** start of RECORDS TO USE **

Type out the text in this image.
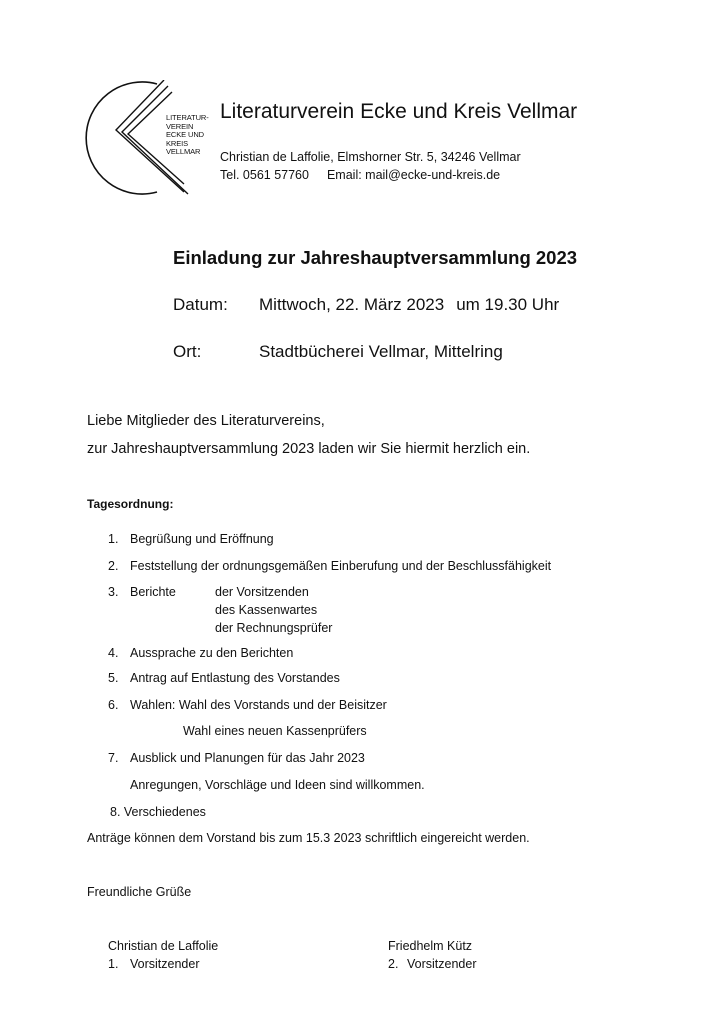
LITERATUR-
VEREIN
ECKE UND
KREIS
VELLMAR
Literaturverein Ecke und Kreis Vellmar
Christian de Laffolie, Elmshorner Str. 5, 34246 Vellmar
Tel. 0561 57760 Email: mail@ecke-und-kreis.de
Einladung zur Jahreshauptversammlung 2023
Datum: Mittwoch, 22. März 2023 um 19.30 Uhr
Ort:	Stadtbücherei Vellmar, Mittelring
Liebe Mitglieder des Literaturvereins,
zur Jahreshauptversammlung 2023 laden wir Sie hiermit herzlich ein.
Tagesordnung:
1. Begrüßung und Eröffnung
2. Feststellung der ordnungsgemäßen Einberufung und der Beschlussfähigkeit
3. Berichte	der Vorsitzenden
des Kassenwartes
der Rechnungsprüfer
4. Aussprache zu den Berichten
5. Antrag auf Entlastung des Vorstandes
6. Wahlen: Wahl des Vorstands und der Beisitzer
Wahl eines neuen Kassenprüfers
7. Ausblick und Planungen für das Jahr 2023
Anregungen, Vorschläge und Ideen sind willkommen.
8. Verschiedenes
Anträge können dem Vorstand bis zum 15.3 2023 schriftlich eingereicht werden.
Freundliche Grüße
Christian de Laffolie
1. Vorsitzender
Friedhelm Kütz
2. Vorsitzender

** end of RECORDS TO USE **

GOAL:
Quote the listing above in full, except for the pictures.

SOLVED EXERCISE:
Type out the text in this image.
LITERATUR-
VEREIN
ECKE UND
KREIS
VELLMAR
Literaturverein Ecke und Kreis Vellmar
Christian de Laffolie, Elmshorner Str. 5, 34246 Vellmar
Tel. 0561 57760 Email: mail@ecke-und-kreis.de
Einladung zur Jahreshauptversammlung 2023
Datum: Mittwoch, 22. März 2023 um 19.30 Uhr
Ort:	Stadtbücherei Vellmar, Mittelring
Liebe Mitglieder des Literaturvereins,
zur Jahreshauptversammlung 2023 laden wir Sie hiermit herzlich ein.
Tagesordnung:
1. Begrüßung und Eröffnung
2. Feststellung der ordnungsgemäßen Einberufung und der Beschlussfähigkeit
3. Berichte	der Vorsitzenden
des Kassenwartes
der Rechnungsprüfer
4. Aussprache zu den Berichten
5. Antrag auf Entlastung des Vorstandes
6. Wahlen: Wahl des Vorstands und der Beisitzer
Wahl eines neuen Kassenprüfers
7. Ausblick und Planungen für das Jahr 2023
Anregungen, Vorschläge und Ideen sind willkommen.
8. Verschiedenes
Anträge können dem Vorstand bis zum 15.3 2023 schriftlich eingereicht werden.
Freundliche Grüße
Christian de Laffolie
1. Vorsitzender
Friedhelm Kütz
2. Vorsitzender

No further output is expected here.